- THE PROBLEM
Copy out each line below that has the word "JSON" in it.

- DATASET RECORDS
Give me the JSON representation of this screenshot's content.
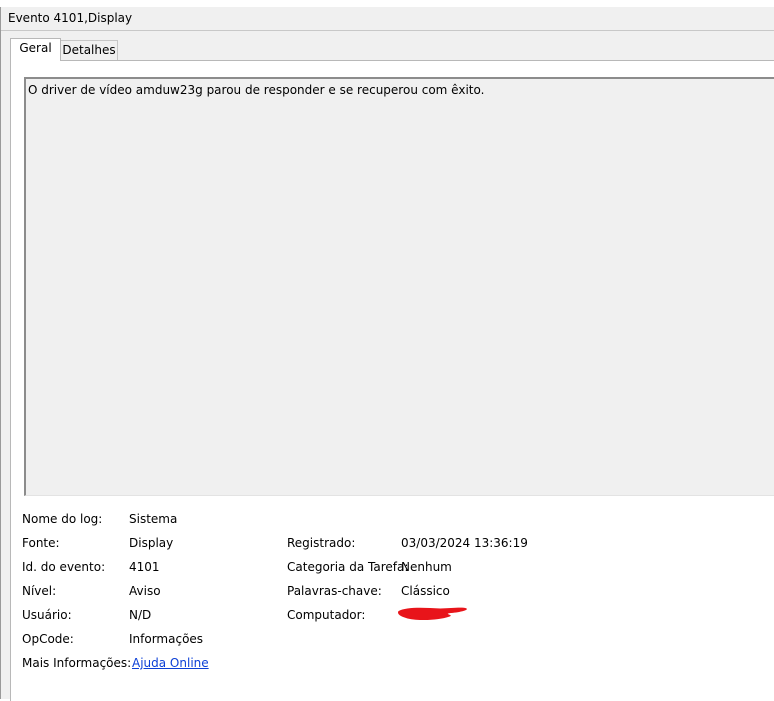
{
  "window": {
    "title": "Evento 4101,Display"
  },
  "tabs": [
    {
      "label": "Geral",
      "active": true
    },
    {
      "label": "Detalhes",
      "active": false
    }
  ],
  "description": "O driver de vídeo amduw23g parou de responder e se recuperou com êxito.",
  "details": {
    "log_name_label": "Nome do log:",
    "log_name_value": "Sistema",
    "source_label": "Fonte:",
    "source_value": "Display",
    "event_id_label": "Id. do evento:",
    "event_id_value": "4101",
    "level_label": "Nível:",
    "level_value": "Aviso",
    "user_label": "Usuário:",
    "user_value": "N/D",
    "opcode_label": "OpCode:",
    "opcode_value": "Informações",
    "more_info_label": "Mais Informações:",
    "more_info_link": "Ajuda Online",
    "logged_label": "Registrado:",
    "logged_value": "03/03/2024 13:36:19",
    "task_category_label": "Categoria da Tarefa:",
    "task_category_value": "Nenhum",
    "keywords_label": "Palavras-chave:",
    "keywords_value": "Clássico",
    "computer_label": "Computador:"
  },
  "colors": {
    "window_bg": "#f0f0f0",
    "panel_bg": "#ffffff",
    "link": "#0b3fd6",
    "redaction": "#e8141a"
  }
}
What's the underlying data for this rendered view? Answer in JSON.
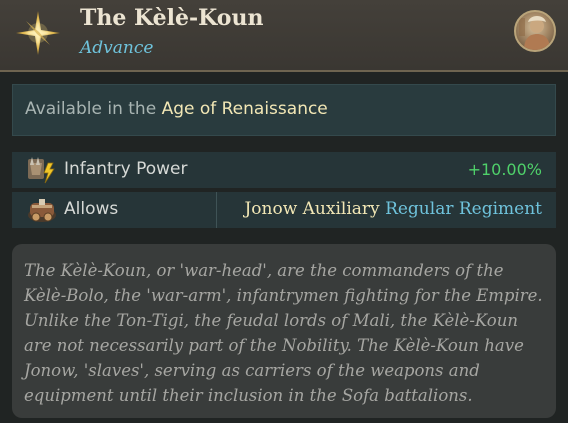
{
  "header": {
    "title": "The Kèlè-Koun",
    "subtitle": "Advance",
    "icon": "compass-star-icon",
    "avatar": "portrait-avatar"
  },
  "availability": {
    "prefix": "Available in the ",
    "age": "Age of Renaissance"
  },
  "stats": [
    {
      "icon": "infantry-power-icon",
      "label": "Infantry Power",
      "value": "+10.00%",
      "value_color": "#4fd16a"
    },
    {
      "icon": "unit-unlock-icon",
      "label": "Allows",
      "link_primary": "Jonow Auxiliary",
      "link_secondary": "Regular Regiment"
    }
  ],
  "description": "The Kèlè-Koun, or 'war-head', are the commanders of the Kèlè-Bolo, the 'war-arm', infantrymen fighting for the Empire. Unlike the Ton-Tigi, the feudal lords of Mali, the Kèlè-Koun are not necessarily part of the Nobility. The Kèlè-Koun have Jonow, 'slaves', serving as carriers of the weapons and equipment until their inclusion in the Sofa battalions.",
  "colors": {
    "accent_blue": "#6fc3dc",
    "accent_gold": "#f2e7b5",
    "positive_green": "#4fd16a"
  }
}
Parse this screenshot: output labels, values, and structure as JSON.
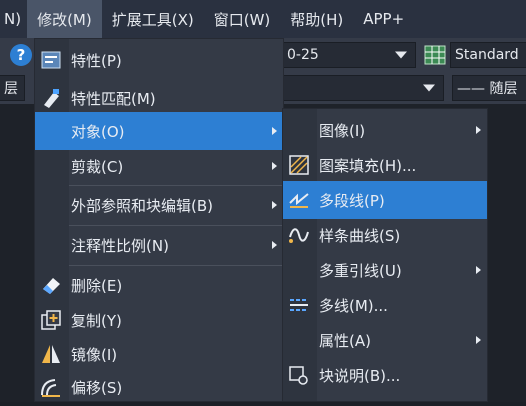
{
  "menubar": {
    "items": [
      {
        "label": "N)"
      },
      {
        "label": "修改(M)"
      },
      {
        "label": "扩展工具(X)"
      },
      {
        "label": "窗口(W)"
      },
      {
        "label": "帮助(H)"
      },
      {
        "label": "APP+"
      }
    ]
  },
  "toolbar": {
    "linetype_value": "0-25",
    "style_value": "Standard",
    "layer_left": "层",
    "layer_right": "—— 随层"
  },
  "modify_menu": {
    "items": [
      {
        "label": "特性(P)",
        "icon": "properties-icon"
      },
      {
        "label": "特性匹配(M)",
        "icon": "match-properties-icon"
      },
      {
        "label": "对象(O)",
        "has_submenu": true,
        "highlighted": true
      },
      {
        "label": "剪裁(C)",
        "has_submenu": true
      },
      {
        "label": "外部参照和块编辑(B)",
        "has_submenu": true
      },
      {
        "label": "注释性比例(N)",
        "has_submenu": true
      },
      {
        "label": "删除(E)",
        "icon": "erase-icon"
      },
      {
        "label": "复制(Y)",
        "icon": "copy-icon"
      },
      {
        "label": "镜像(I)",
        "icon": "mirror-icon"
      },
      {
        "label": "偏移(S)",
        "icon": "offset-icon"
      }
    ]
  },
  "object_submenu": {
    "items": [
      {
        "label": "图像(I)",
        "has_submenu": true
      },
      {
        "label": "图案填充(H)...",
        "icon": "hatch-icon"
      },
      {
        "label": "多段线(P)",
        "icon": "polyline-icon",
        "highlighted": true
      },
      {
        "label": "样条曲线(S)",
        "icon": "spline-icon"
      },
      {
        "label": "多重引线(U)",
        "has_submenu": true
      },
      {
        "label": "多线(M)...",
        "icon": "multiline-icon"
      },
      {
        "label": "属性(A)",
        "has_submenu": true
      },
      {
        "label": "块说明(B)...",
        "icon": "block-description-icon"
      }
    ]
  },
  "colors": {
    "highlight": "#2d7fd3",
    "menu_bg": "#343a46",
    "menubar_bg": "#2a3140"
  }
}
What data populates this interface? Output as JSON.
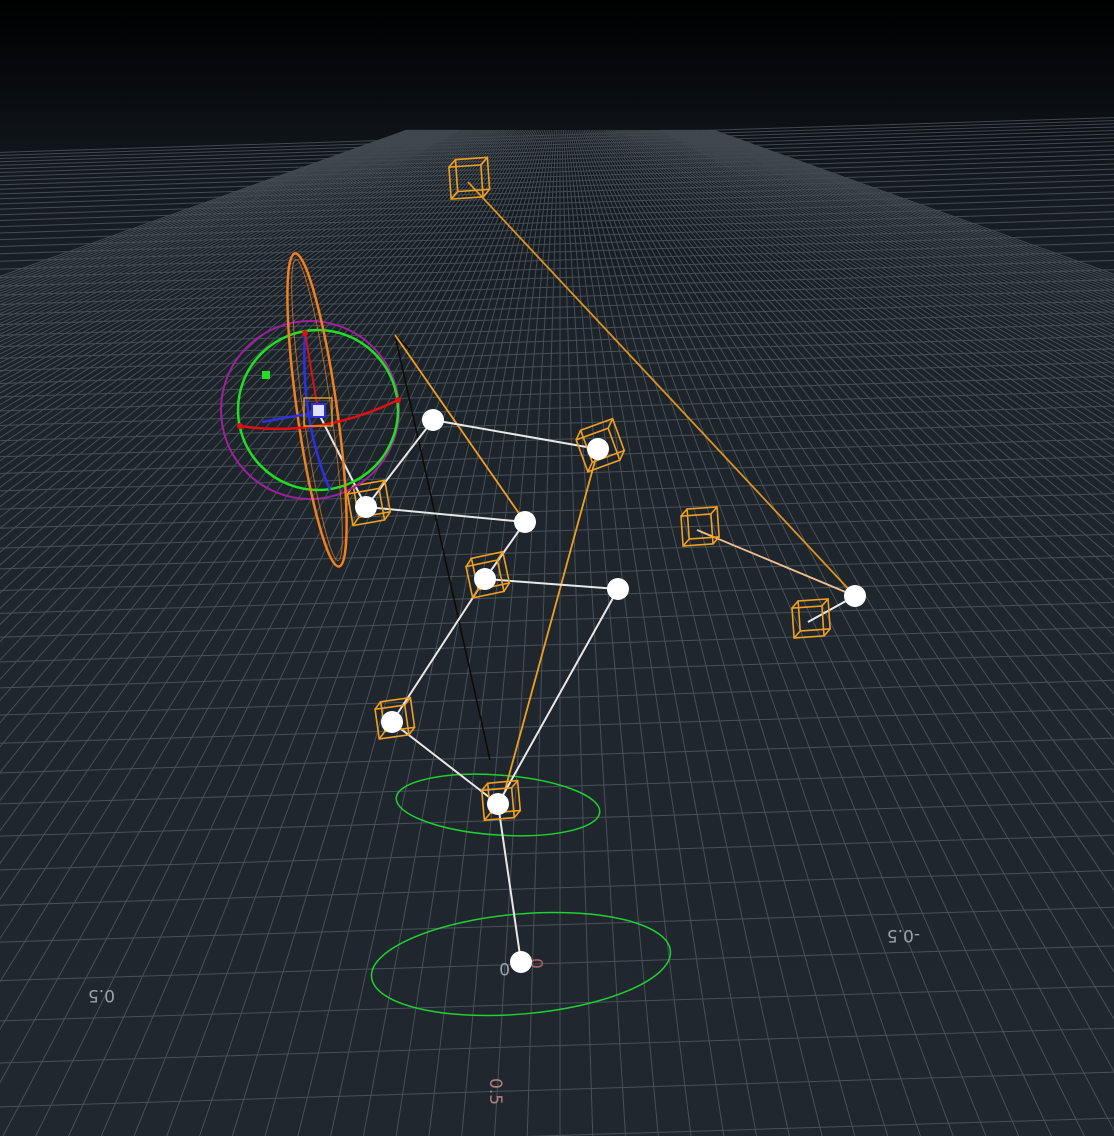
{
  "viewport": {
    "colors": {
      "grid": "#6b737b",
      "bone": "#e8e8e8",
      "joint": "#ffffff",
      "controller": "#f0a020",
      "rotate_outer": "#a020a0",
      "rotate_mid": "#20e020",
      "rotate_x": "#e01010",
      "rotate_y": "#3030e0",
      "rotate_z": "#f08020",
      "foot_ring": "#20d030",
      "axis_label": "#9aa3ab",
      "axis_label_origin": "#b06060"
    },
    "axis_labels": {
      "neg_half": "-0.5",
      "pos_half_left": "0.5",
      "origin": "0",
      "pos_half_bottom": "0.5",
      "near_origin_dup": "0"
    },
    "icons": {
      "transform_handle": "rotate-gizmo-icon",
      "ik_control": "controller-box-icon"
    }
  }
}
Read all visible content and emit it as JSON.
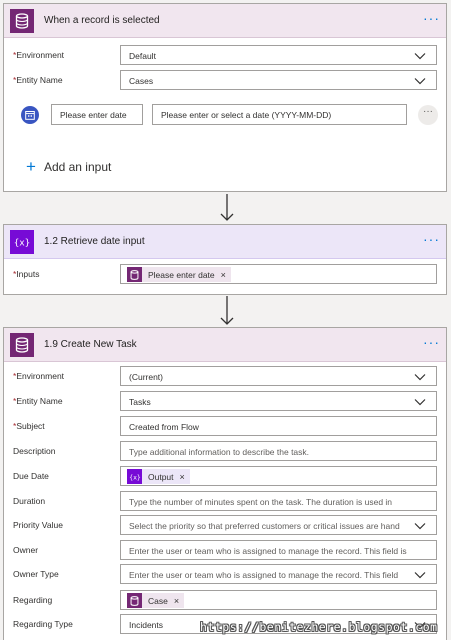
{
  "trigger": {
    "title": "When a record is selected",
    "more": "···",
    "fields": [
      {
        "label": "Environment",
        "required": "*",
        "value": "Default"
      },
      {
        "label": "Entity Name",
        "required": "*",
        "value": "Cases"
      }
    ],
    "date_input": {
      "name": "Please enter date",
      "placeholder": "Please enter or select a date (YYYY-MM-DD)",
      "more": "···"
    },
    "add_input": {
      "plus": "+",
      "label": "Add an input"
    }
  },
  "compose": {
    "title": "1.2 Retrieve date input",
    "more": "···",
    "inputs_label": "Inputs",
    "required": "*",
    "token": "Please enter date",
    "token_remove": "×"
  },
  "create_task": {
    "title": "1.9 Create New Task",
    "more": "···",
    "fields": [
      {
        "label": "Environment",
        "required": "*",
        "value": "(Current)",
        "placeholder": false
      },
      {
        "label": "Entity Name",
        "required": "*",
        "value": "Tasks",
        "placeholder": false
      },
      {
        "label": "Subject",
        "required": "*",
        "value": "Created from Flow",
        "placeholder": false
      },
      {
        "label": "Description",
        "required": "",
        "value": "Type additional information to describe the task.",
        "placeholder": true
      },
      {
        "label": "Due Date",
        "required": "",
        "token": "Output",
        "token_remove": "×"
      },
      {
        "label": "Duration",
        "required": "",
        "value": "Type the number of minutes spent on the task. The duration is used in",
        "placeholder": true
      },
      {
        "label": "Priority Value",
        "required": "",
        "value": "Select the priority so that preferred customers or critical issues are hand",
        "placeholder": true
      },
      {
        "label": "Owner",
        "required": "",
        "value": "Enter the user or team who is assigned to manage the record. This field is",
        "placeholder": true
      },
      {
        "label": "Owner Type",
        "required": "",
        "value": "Enter the user or team who is assigned to manage the record. This field",
        "placeholder": true
      },
      {
        "label": "Regarding",
        "required": "",
        "token": "Case",
        "token_remove": "×"
      },
      {
        "label": "Regarding Type",
        "required": "",
        "value": "Incidents",
        "placeholder": false
      }
    ]
  },
  "watermark": "https://benitezhere.blogspot.com",
  "colors": {
    "accent": "#0078d4",
    "cds": "#742774",
    "variable": "#770bd6",
    "date": "#3955c1",
    "required": "#a4262c"
  }
}
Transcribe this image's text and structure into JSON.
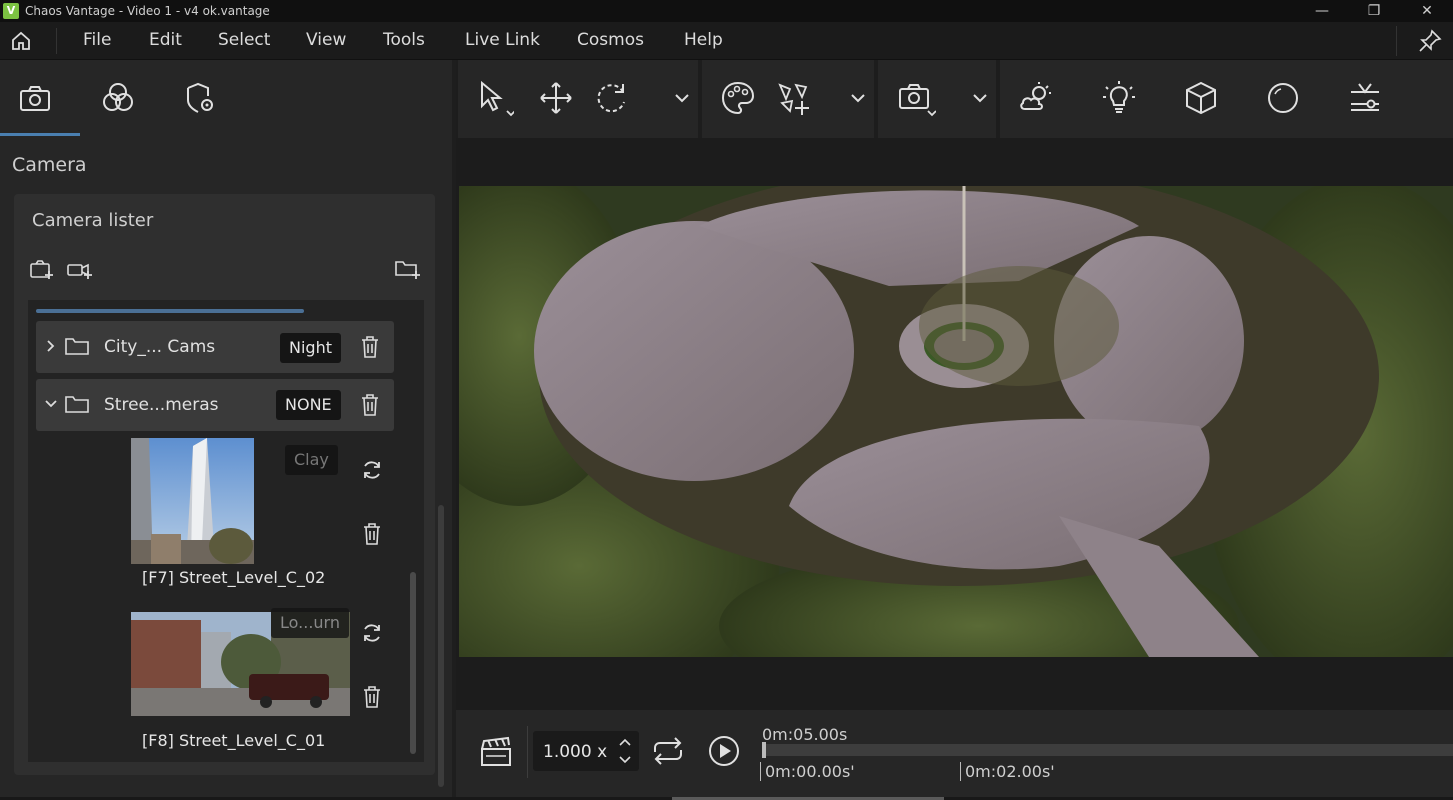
{
  "window": {
    "title": "Chaos Vantage - Video 1 - v4 ok.vantage",
    "logo_text": "V",
    "minimize": "—",
    "maximize": "❐",
    "close": "✕"
  },
  "menu": {
    "items": [
      "File",
      "Edit",
      "Select",
      "View",
      "Tools",
      "Live Link",
      "Cosmos",
      "Help"
    ]
  },
  "left_panel": {
    "section_label": "Camera",
    "lister_title": "Camera lister",
    "folders": [
      {
        "name": "City_... Cams",
        "tag": "Night",
        "expanded": false
      },
      {
        "name": "Stree...meras",
        "tag": "NONE",
        "expanded": true
      }
    ],
    "cameras": [
      {
        "name": "[F7] Street_Level_C_02",
        "tag": "Clay"
      },
      {
        "name": "[F8] Street_Level_C_01",
        "tag": "Lo...urn"
      }
    ]
  },
  "toolbar": {
    "icons": [
      "select-icon",
      "move-icon",
      "rotate-icon",
      "chevron-down-icon",
      "material-palette-icon",
      "scatter-add-icon",
      "chevron-down-icon",
      "camera-icon",
      "chevron-down-icon",
      "weather-icon",
      "light-bulb-icon",
      "cube-icon",
      "sphere-icon",
      "settings-sliders-icon"
    ]
  },
  "timeline": {
    "speed": "1.000 x",
    "duration": "0m:05.00s",
    "marker_start": "0m:00.00s'",
    "marker_2": "0m:02.00s'"
  },
  "colors": {
    "accent": "#4a7fb0",
    "panel": "#262626",
    "logo": "#7cc242"
  }
}
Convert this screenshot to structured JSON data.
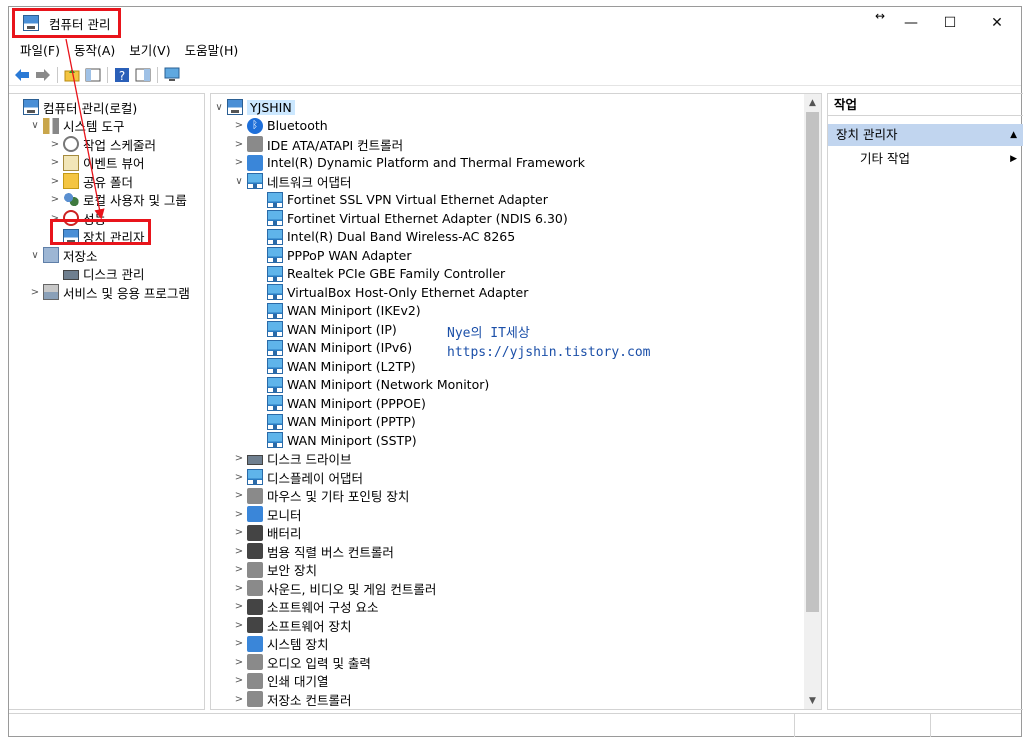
{
  "window": {
    "title": "컴퓨터 관리",
    "controls": {
      "restore": "↔",
      "minimize": "—",
      "maximize": "☐",
      "close": "✕"
    }
  },
  "menubar": [
    "파일(F)",
    "동작(A)",
    "보기(V)",
    "도움말(H)"
  ],
  "toolbar_icons": [
    "back-arrow-icon",
    "forward-arrow-icon",
    "up-folder-icon",
    "show-hide-tree-icon",
    "help-icon",
    "properties-icon",
    "monitor-icon"
  ],
  "left_tree": [
    {
      "label": "컴퓨터 관리(로컬)",
      "level": 0,
      "chev": "",
      "icon": "computer-management-icon"
    },
    {
      "label": "시스템 도구",
      "level": 1,
      "chev": "∨",
      "icon": "tools-icon"
    },
    {
      "label": "작업 스케줄러",
      "level": 2,
      "chev": ">",
      "icon": "clock-icon"
    },
    {
      "label": "이벤트 뷰어",
      "level": 2,
      "chev": ">",
      "icon": "event-viewer-icon"
    },
    {
      "label": "공유 폴더",
      "level": 2,
      "chev": ">",
      "icon": "shared-folder-icon"
    },
    {
      "label": "로컬 사용자 및 그룹",
      "level": 2,
      "chev": ">",
      "icon": "users-icon"
    },
    {
      "label": "성능",
      "level": 2,
      "chev": ">",
      "icon": "performance-icon"
    },
    {
      "label": "장치 관리자",
      "level": 2,
      "chev": "",
      "icon": "device-manager-icon",
      "selected": true
    },
    {
      "label": "저장소",
      "level": 1,
      "chev": "∨",
      "icon": "storage-icon"
    },
    {
      "label": "디스크 관리",
      "level": 2,
      "chev": "",
      "icon": "disk-icon"
    },
    {
      "label": "서비스 및 응용 프로그램",
      "level": 1,
      "chev": ">",
      "icon": "services-icon"
    }
  ],
  "device_tree": {
    "root": "YJSHIN",
    "items": [
      {
        "label": "Bluetooth",
        "level": 1,
        "chev": ">",
        "icon": "bluetooth-icon"
      },
      {
        "label": "IDE ATA/ATAPI 컨트롤러",
        "level": 1,
        "chev": ">",
        "icon": "ide-controller-icon"
      },
      {
        "label": "Intel(R) Dynamic Platform and Thermal Framework",
        "level": 1,
        "chev": ">",
        "icon": "framework-icon"
      },
      {
        "label": "네트워크 어댑터",
        "level": 1,
        "chev": "∨",
        "icon": "network-adapter-icon"
      },
      {
        "label": "Fortinet SSL VPN Virtual Ethernet Adapter",
        "level": 2,
        "chev": "",
        "icon": "network-adapter-icon"
      },
      {
        "label": "Fortinet Virtual Ethernet Adapter (NDIS 6.30)",
        "level": 2,
        "chev": "",
        "icon": "network-adapter-icon"
      },
      {
        "label": "Intel(R) Dual Band Wireless-AC 8265",
        "level": 2,
        "chev": "",
        "icon": "network-adapter-icon"
      },
      {
        "label": "PPPoP WAN Adapter",
        "level": 2,
        "chev": "",
        "icon": "network-adapter-icon"
      },
      {
        "label": "Realtek PCIe GBE Family Controller",
        "level": 2,
        "chev": "",
        "icon": "network-adapter-icon"
      },
      {
        "label": "VirtualBox Host-Only Ethernet Adapter",
        "level": 2,
        "chev": "",
        "icon": "network-adapter-icon"
      },
      {
        "label": "WAN Miniport (IKEv2)",
        "level": 2,
        "chev": "",
        "icon": "network-adapter-icon"
      },
      {
        "label": "WAN Miniport (IP)",
        "level": 2,
        "chev": "",
        "icon": "network-adapter-icon"
      },
      {
        "label": "WAN Miniport (IPv6)",
        "level": 2,
        "chev": "",
        "icon": "network-adapter-icon"
      },
      {
        "label": "WAN Miniport (L2TP)",
        "level": 2,
        "chev": "",
        "icon": "network-adapter-icon"
      },
      {
        "label": "WAN Miniport (Network Monitor)",
        "level": 2,
        "chev": "",
        "icon": "network-adapter-icon"
      },
      {
        "label": "WAN Miniport (PPPOE)",
        "level": 2,
        "chev": "",
        "icon": "network-adapter-icon"
      },
      {
        "label": "WAN Miniport (PPTP)",
        "level": 2,
        "chev": "",
        "icon": "network-adapter-icon"
      },
      {
        "label": "WAN Miniport (SSTP)",
        "level": 2,
        "chev": "",
        "icon": "network-adapter-icon"
      },
      {
        "label": "디스크 드라이브",
        "level": 1,
        "chev": ">",
        "icon": "disk-drive-icon"
      },
      {
        "label": "디스플레이 어댑터",
        "level": 1,
        "chev": ">",
        "icon": "display-adapter-icon"
      },
      {
        "label": "마우스 및 기타 포인팅 장치",
        "level": 1,
        "chev": ">",
        "icon": "mouse-icon"
      },
      {
        "label": "모니터",
        "level": 1,
        "chev": ">",
        "icon": "monitor-icon"
      },
      {
        "label": "배터리",
        "level": 1,
        "chev": ">",
        "icon": "battery-icon"
      },
      {
        "label": "범용 직렬 버스 컨트롤러",
        "level": 1,
        "chev": ">",
        "icon": "usb-icon"
      },
      {
        "label": "보안 장치",
        "level": 1,
        "chev": ">",
        "icon": "security-device-icon"
      },
      {
        "label": "사운드, 비디오 및 게임 컨트롤러",
        "level": 1,
        "chev": ">",
        "icon": "sound-icon"
      },
      {
        "label": "소프트웨어 구성 요소",
        "level": 1,
        "chev": ">",
        "icon": "software-component-icon"
      },
      {
        "label": "소프트웨어 장치",
        "level": 1,
        "chev": ">",
        "icon": "software-device-icon"
      },
      {
        "label": "시스템 장치",
        "level": 1,
        "chev": ">",
        "icon": "system-device-icon"
      },
      {
        "label": "오디오 입력 및 출력",
        "level": 1,
        "chev": ">",
        "icon": "audio-io-icon"
      },
      {
        "label": "인쇄 대기열",
        "level": 1,
        "chev": ">",
        "icon": "printer-icon"
      },
      {
        "label": "저장소 컨트롤러",
        "level": 1,
        "chev": ">",
        "icon": "storage-controller-icon"
      }
    ]
  },
  "actions": {
    "header": "작업",
    "section": "장치 관리자",
    "item": "기타 작업"
  },
  "watermark": {
    "line1": "Nye의 IT세상",
    "line2": "https://yjshin.tistory.com"
  }
}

- THE COMPLETED TASK
Give me the JSON representation of this screenshot's content.
What's the underlying data for this rendered view? Answer in JSON.
Parse this screenshot: output labels, values, and structure as JSON.
What data populates this interface? Output as JSON.
Read all visible content and emit it as JSON.
Transcribe this image's text and structure into JSON.
Convert this screenshot to structured JSON data.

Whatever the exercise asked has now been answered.